Exercise details
Reproduce all the entries exactly.

Dataset entries

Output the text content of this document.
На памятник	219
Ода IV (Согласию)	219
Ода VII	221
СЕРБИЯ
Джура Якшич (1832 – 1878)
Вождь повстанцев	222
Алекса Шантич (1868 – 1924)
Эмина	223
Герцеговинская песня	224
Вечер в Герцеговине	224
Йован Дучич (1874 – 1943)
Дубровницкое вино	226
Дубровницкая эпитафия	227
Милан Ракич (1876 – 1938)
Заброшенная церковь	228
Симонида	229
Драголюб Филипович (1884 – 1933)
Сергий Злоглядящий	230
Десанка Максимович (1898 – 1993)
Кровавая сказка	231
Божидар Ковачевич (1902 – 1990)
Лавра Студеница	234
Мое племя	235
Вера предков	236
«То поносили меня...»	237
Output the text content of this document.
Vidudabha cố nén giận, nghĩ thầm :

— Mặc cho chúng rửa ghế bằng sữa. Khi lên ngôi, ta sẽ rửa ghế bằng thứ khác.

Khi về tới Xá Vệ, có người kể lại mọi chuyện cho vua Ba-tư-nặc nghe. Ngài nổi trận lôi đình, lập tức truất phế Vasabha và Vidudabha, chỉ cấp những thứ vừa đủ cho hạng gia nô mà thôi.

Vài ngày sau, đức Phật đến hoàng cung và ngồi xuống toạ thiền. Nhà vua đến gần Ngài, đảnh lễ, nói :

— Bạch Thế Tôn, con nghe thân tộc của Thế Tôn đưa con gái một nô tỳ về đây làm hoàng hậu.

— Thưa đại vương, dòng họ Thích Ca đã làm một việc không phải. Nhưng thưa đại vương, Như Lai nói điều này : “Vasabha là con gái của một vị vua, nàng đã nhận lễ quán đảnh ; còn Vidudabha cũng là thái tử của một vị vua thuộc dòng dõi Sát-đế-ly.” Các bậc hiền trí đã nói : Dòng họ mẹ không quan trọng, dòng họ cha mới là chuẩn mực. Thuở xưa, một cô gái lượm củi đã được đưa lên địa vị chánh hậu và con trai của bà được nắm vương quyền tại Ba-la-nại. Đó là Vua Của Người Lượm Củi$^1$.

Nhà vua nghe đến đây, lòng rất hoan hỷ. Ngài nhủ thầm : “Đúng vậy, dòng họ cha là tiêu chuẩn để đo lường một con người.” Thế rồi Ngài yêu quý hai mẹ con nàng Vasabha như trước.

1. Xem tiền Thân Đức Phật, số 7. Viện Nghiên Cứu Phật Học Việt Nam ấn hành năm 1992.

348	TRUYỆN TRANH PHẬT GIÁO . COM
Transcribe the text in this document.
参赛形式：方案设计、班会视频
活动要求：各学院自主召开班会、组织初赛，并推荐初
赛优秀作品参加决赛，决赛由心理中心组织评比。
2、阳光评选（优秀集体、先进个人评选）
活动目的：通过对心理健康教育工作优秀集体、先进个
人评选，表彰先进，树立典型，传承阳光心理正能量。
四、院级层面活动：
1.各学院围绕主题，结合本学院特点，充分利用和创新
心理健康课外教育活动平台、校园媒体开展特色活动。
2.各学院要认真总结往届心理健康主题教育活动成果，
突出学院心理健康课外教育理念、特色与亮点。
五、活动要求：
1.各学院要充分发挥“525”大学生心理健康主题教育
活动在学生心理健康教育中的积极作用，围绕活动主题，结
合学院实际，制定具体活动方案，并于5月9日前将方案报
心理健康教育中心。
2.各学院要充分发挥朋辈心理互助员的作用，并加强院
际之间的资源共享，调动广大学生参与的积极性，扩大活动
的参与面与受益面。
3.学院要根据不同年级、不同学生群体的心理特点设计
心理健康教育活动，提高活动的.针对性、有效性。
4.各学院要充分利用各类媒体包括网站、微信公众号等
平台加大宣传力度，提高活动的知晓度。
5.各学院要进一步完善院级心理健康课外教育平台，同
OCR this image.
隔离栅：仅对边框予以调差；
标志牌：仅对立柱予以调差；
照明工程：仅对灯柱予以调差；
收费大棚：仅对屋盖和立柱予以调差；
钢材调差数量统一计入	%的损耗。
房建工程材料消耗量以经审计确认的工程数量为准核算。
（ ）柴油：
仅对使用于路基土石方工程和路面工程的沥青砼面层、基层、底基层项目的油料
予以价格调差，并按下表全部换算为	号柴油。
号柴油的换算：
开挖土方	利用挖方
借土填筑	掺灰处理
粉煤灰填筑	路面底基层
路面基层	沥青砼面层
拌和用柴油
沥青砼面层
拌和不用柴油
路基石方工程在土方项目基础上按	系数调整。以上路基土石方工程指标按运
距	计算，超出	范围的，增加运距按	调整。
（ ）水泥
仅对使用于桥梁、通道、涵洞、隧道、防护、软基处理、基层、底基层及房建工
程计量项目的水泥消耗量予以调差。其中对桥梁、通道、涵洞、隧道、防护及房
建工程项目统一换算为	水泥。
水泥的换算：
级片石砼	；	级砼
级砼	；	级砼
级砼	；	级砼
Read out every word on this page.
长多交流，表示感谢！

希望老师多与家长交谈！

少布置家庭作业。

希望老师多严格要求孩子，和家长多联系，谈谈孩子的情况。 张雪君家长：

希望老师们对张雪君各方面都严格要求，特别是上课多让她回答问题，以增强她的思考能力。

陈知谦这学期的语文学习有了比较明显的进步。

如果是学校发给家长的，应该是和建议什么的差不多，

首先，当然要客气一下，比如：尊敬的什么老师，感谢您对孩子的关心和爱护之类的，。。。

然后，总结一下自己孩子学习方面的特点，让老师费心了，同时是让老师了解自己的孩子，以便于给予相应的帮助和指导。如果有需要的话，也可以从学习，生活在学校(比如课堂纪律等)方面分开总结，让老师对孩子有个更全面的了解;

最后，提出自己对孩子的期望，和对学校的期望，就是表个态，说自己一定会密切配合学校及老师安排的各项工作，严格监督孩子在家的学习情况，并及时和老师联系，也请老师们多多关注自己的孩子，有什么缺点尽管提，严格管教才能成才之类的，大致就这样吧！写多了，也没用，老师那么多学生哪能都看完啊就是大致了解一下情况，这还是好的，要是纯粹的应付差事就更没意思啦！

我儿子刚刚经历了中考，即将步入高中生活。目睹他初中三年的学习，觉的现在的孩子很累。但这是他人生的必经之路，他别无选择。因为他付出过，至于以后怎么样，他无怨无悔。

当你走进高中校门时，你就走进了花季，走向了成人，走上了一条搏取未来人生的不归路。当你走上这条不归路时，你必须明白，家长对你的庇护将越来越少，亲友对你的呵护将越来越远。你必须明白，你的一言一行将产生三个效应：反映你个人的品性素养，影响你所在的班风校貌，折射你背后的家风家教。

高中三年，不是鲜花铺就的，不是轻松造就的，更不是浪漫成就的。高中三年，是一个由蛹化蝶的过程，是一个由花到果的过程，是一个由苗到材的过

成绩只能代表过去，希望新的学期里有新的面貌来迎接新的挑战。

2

Response below
Output the text content of this document.
На памятник	219
Ода IV (Согласию)	219
Ода VII	221
СЕРБИЯ
Джура Якшич (1832 – 1878)
Вождь повстанцев	222
Алекса Шантич (1868 – 1924)
Эмина	223
Герцеговинская песня	224
Вечер в Герцеговине	224
Йован Дучич (1874 – 1943)
Дубровницкое вино	226
Дубровницкая эпитафия	227
Милан Ракич (1876 – 1938)
Заброшенная церковь	228
Симонида	229
Драголюб Филипович (1884 – 1933)
Сергий Злоглядящий	230
Десанка Максимович (1898 – 1993)
Кровавая сказка	231
Божидар Ковачевич (1902 – 1990)
Лавра Студеница	234
Мое племя	235
Вера предков	236
«То поносили меня...»	237
Output the text content of this document.
Vidudabha cố nén giận, nghĩ thầm :

— Mặc cho chúng rửa ghế bằng sữa. Khi lên ngôi, ta sẽ rửa ghế bằng thứ khác.

Khi về tới Xá Vệ, có người kể lại mọi chuyện cho vua Ba-tư-nặc nghe. Ngài nổi trận lôi đình, lập tức truất phế Vasabha và Vidudabha, chỉ cấp những thứ vừa đủ cho hạng gia nô mà thôi.

Vài ngày sau, đức Phật đến hoàng cung và ngồi xuống toạ thiền. Nhà vua đến gần Ngài, đảnh lễ, nói :

— Bạch Thế Tôn, con nghe thân tộc của Thế Tôn đưa con gái một nô tỳ về đây làm hoàng hậu.

— Thưa đại vương, dòng họ Thích Ca đã làm một việc không phải. Nhưng thưa đại vương, Như Lai nói điều này : “Vasabha là con gái của một vị vua, nàng đã nhận lễ quán đảnh ; còn Vidudabha cũng là thái tử của một vị vua thuộc dòng dõi Sát-đế-ly.” Các bậc hiền trí đã nói : Dòng họ mẹ không quan trọng, dòng họ cha mới là chuẩn mực. Thuở xưa, một cô gái lượm củi đã được đưa lên địa vị chánh hậu và con trai của bà được nắm vương quyền tại Ba-la-nại. Đó là Vua Của Người Lượm Củi$^1$.

Nhà vua nghe đến đây, lòng rất hoan hỷ. Ngài nhủ thầm : “Đúng vậy, dòng họ cha là tiêu chuẩn để đo lường một con người.” Thế rồi Ngài yêu quý hai mẹ con nàng Vasabha như trước.

1. Xem tiền Thân Đức Phật, số 7. Viện Nghiên Cứu Phật Học Việt Nam ấn hành năm 1992.

348	TRUYỆN TRANH PHẬT GIÁO . COM
Transcribe the text in this document.
参赛形式：方案设计、班会视频
活动要求：各学院自主召开班会、组织初赛，并推荐初
赛优秀作品参加决赛，决赛由心理中心组织评比。
2、阳光评选（优秀集体、先进个人评选）
活动目的：通过对心理健康教育工作优秀集体、先进个
人评选，表彰先进，树立典型，传承阳光心理正能量。
四、院级层面活动：
1.各学院围绕主题，结合本学院特点，充分利用和创新
心理健康课外教育活动平台、校园媒体开展特色活动。
2.各学院要认真总结往届心理健康主题教育活动成果，
突出学院心理健康课外教育理念、特色与亮点。
五、活动要求：
1.各学院要充分发挥“525”大学生心理健康主题教育
活动在学生心理健康教育中的积极作用，围绕活动主题，结
合学院实际，制定具体活动方案，并于5月9日前将方案报
心理健康教育中心。
2.各学院要充分发挥朋辈心理互助员的作用，并加强院
际之间的资源共享，调动广大学生参与的积极性，扩大活动
的参与面与受益面。
3.学院要根据不同年级、不同学生群体的心理特点设计
心理健康教育活动，提高活动的.针对性、有效性。
4.各学院要充分利用各类媒体包括网站、微信公众号等
平台加大宣传力度，提高活动的知晓度。
5.各学院要进一步完善院级心理健康课外教育平台，同
OCR this image.
隔离栅：仅对边框予以调差；
标志牌：仅对立柱予以调差；
照明工程：仅对灯柱予以调差；
收费大棚：仅对屋盖和立柱予以调差；
钢材调差数量统一计入	%的损耗。
房建工程材料消耗量以经审计确认的工程数量为准核算。
（ ）柴油：
仅对使用于路基土石方工程和路面工程的沥青砼面层、基层、底基层项目的油料
予以价格调差，并按下表全部换算为	号柴油。
号柴油的换算：
开挖土方	利用挖方
借土填筑	掺灰处理
粉煤灰填筑	路面底基层
路面基层	沥青砼面层
拌和用柴油
沥青砼面层
拌和不用柴油
路基石方工程在土方项目基础上按	系数调整。以上路基土石方工程指标按运
距	计算，超出	范围的，增加运距按	调整。
（ ）水泥
仅对使用于桥梁、通道、涵洞、隧道、防护、软基处理、基层、底基层及房建工
程计量项目的水泥消耗量予以调差。其中对桥梁、通道、涵洞、隧道、防护及房
建工程项目统一换算为	水泥。
水泥的换算：
级片石砼	；	级砼
级砼	；	级砼
级砼	；	级砼
Read out every word on this page.
长多交流，表示感谢！

希望老师多与家长交谈！

少布置家庭作业。

希望老师多严格要求孩子，和家长多联系，谈谈孩子的情况。 张雪君家长：

希望老师们对张雪君各方面都严格要求，特别是上课多让她回答问题，以增强她的思考能力。

陈知谦这学期的语文学习有了比较明显的进步。

如果是学校发给家长的，应该是和建议什么的差不多，

首先，当然要客气一下，比如：尊敬的什么老师，感谢您对孩子的关心和爱护之类的，。。。

然后，总结一下自己孩子学习方面的特点，让老师费心了，同时是让老师了解自己的孩子，以便于给予相应的帮助和指导。如果有需要的话，也可以从学习，生活在学校(比如课堂纪律等)方面分开总结，让老师对孩子有个更全面的了解;

最后，提出自己对孩子的期望，和对学校的期望，就是表个态，说自己一定会密切配合学校及老师安排的各项工作，严格监督孩子在家的学习情况，并及时和老师联系，也请老师们多多关注自己的孩子，有什么缺点尽管提，严格管教才能成才之类的，大致就这样吧！写多了，也没用，老师那么多学生哪能都看完啊就是大致了解一下情况，这还是好的，要是纯粹的应付差事就更没意思啦！

我儿子刚刚经历了中考，即将步入高中生活。目睹他初中三年的学习，觉的现在的孩子很累。但这是他人生的必经之路，他别无选择。因为他付出过，至于以后怎么样，他无怨无悔。

当你走进高中校门时，你就走进了花季，走向了成人，走上了一条搏取未来人生的不归路。当你走上这条不归路时，你必须明白，家长对你的庇护将越来越少，亲友对你的呵护将越来越远。你必须明白，你的一言一行将产生三个效应：反映你个人的品性素养，影响你所在的班风校貌，折射你背后的家风家教。

高中三年，不是鲜花铺就的，不是轻松造就的，更不是浪漫成就的。高中三年，是一个由蛹化蝶的过程，是一个由花到果的过程，是一个由苗到材的过

成绩只能代表过去，希望新的学期里有新的面貌来迎接新的挑战。

2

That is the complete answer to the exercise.